%%

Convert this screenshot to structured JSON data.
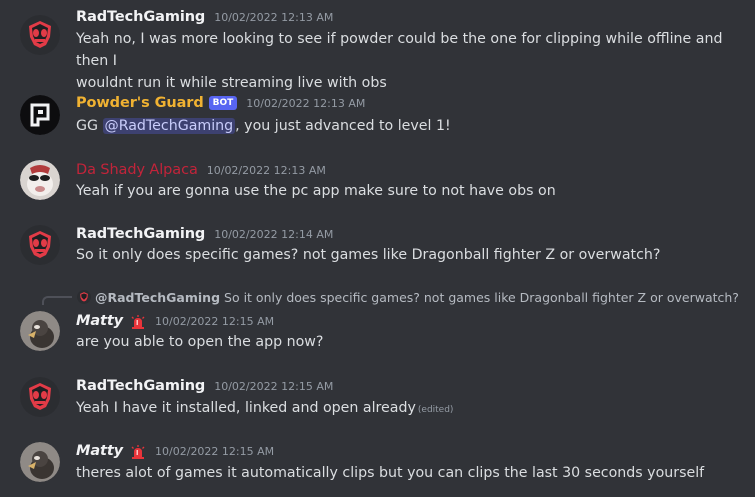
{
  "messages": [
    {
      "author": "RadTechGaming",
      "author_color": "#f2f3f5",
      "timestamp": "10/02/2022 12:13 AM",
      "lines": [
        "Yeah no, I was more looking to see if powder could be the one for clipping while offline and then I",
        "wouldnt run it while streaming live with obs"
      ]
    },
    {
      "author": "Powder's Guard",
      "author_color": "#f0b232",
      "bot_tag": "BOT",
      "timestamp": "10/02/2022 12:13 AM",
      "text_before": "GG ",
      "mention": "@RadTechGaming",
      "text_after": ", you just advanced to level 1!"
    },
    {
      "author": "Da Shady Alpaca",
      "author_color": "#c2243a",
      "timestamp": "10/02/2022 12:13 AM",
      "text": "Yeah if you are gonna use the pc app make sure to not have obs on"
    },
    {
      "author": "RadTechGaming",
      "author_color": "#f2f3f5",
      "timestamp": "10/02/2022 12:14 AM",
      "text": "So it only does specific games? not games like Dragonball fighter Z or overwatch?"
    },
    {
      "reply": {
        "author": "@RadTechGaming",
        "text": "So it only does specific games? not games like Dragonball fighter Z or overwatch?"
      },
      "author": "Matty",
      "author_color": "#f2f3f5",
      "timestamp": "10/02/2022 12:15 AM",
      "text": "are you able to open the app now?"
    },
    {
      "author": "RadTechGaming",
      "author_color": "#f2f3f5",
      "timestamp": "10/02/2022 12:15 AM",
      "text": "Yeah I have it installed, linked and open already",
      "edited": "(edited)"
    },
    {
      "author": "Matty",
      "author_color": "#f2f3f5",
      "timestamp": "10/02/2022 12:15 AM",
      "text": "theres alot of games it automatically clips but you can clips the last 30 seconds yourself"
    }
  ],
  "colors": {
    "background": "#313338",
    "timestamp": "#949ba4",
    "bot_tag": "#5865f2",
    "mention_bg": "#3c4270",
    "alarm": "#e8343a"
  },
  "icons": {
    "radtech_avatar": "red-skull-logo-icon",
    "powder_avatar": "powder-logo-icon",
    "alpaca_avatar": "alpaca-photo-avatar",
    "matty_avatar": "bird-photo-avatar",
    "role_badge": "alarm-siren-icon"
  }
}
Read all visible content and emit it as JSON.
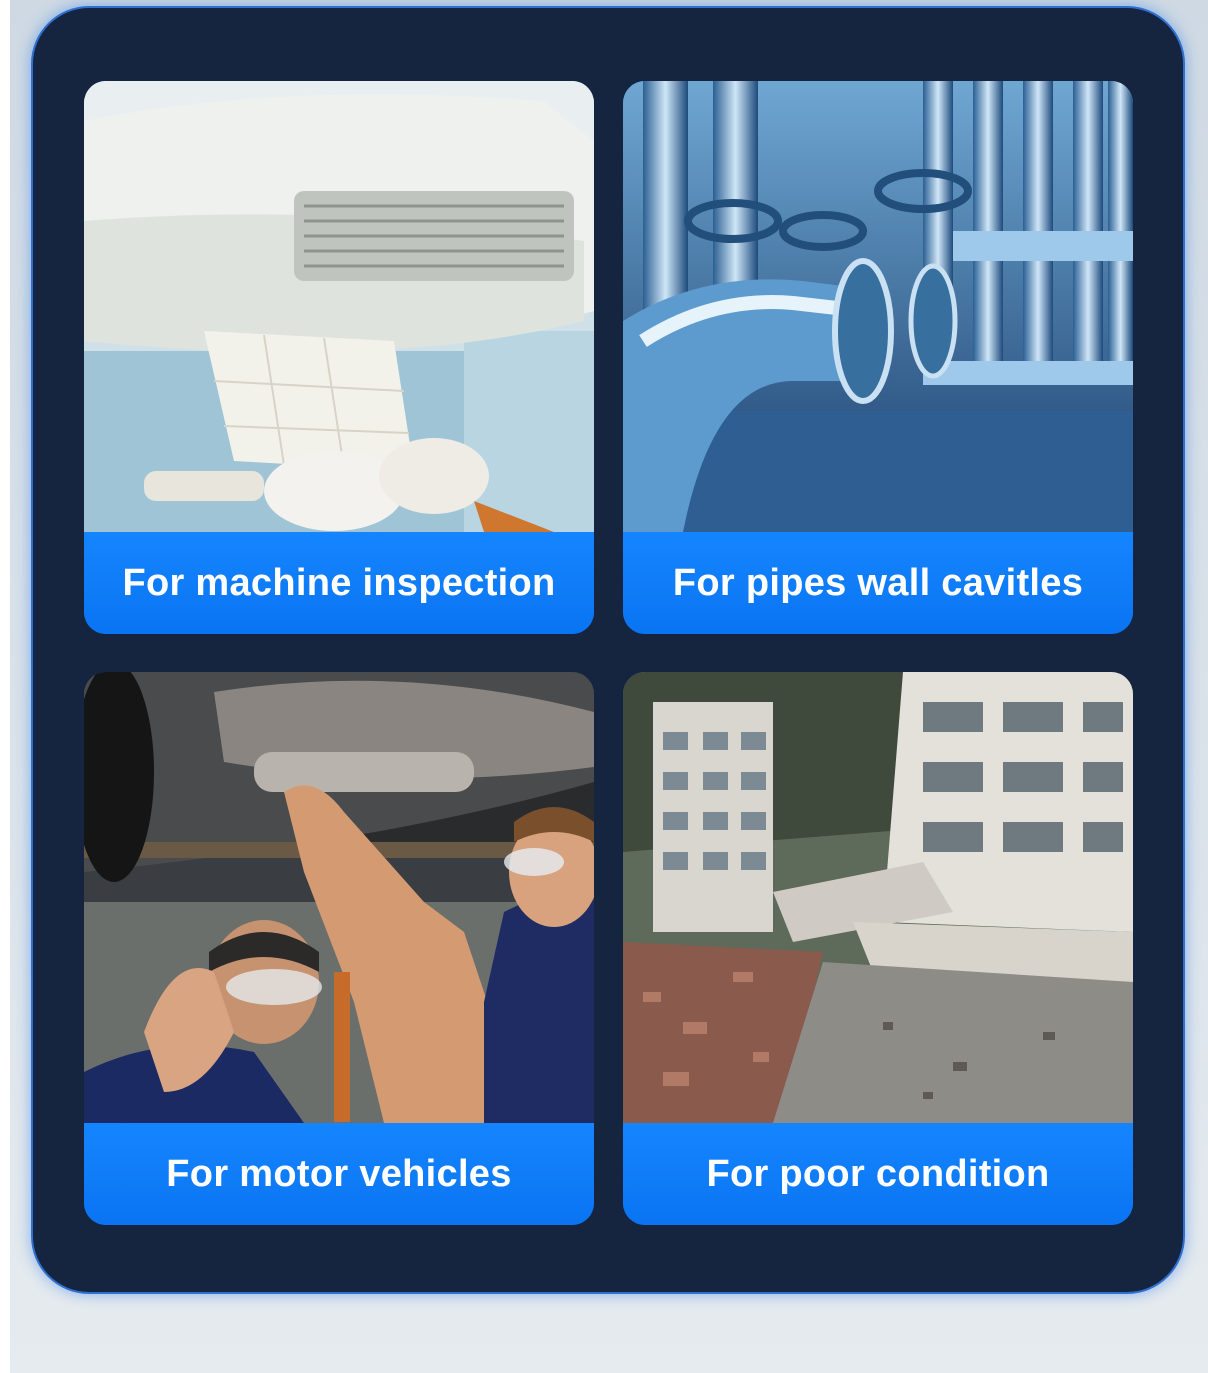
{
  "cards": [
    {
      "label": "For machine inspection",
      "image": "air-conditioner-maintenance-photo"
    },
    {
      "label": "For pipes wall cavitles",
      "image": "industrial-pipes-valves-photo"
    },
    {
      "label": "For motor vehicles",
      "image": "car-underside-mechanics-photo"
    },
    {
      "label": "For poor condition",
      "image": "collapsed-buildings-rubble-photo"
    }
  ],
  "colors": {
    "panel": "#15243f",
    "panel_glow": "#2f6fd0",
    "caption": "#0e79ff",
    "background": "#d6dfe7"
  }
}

%%

| TASK BRIEF |
Report each line in the preceding entries that holds the string "alarm".

| RESULT |
    "alarm": "#e8343a"
    "role_badge": "alarm-siren-icon"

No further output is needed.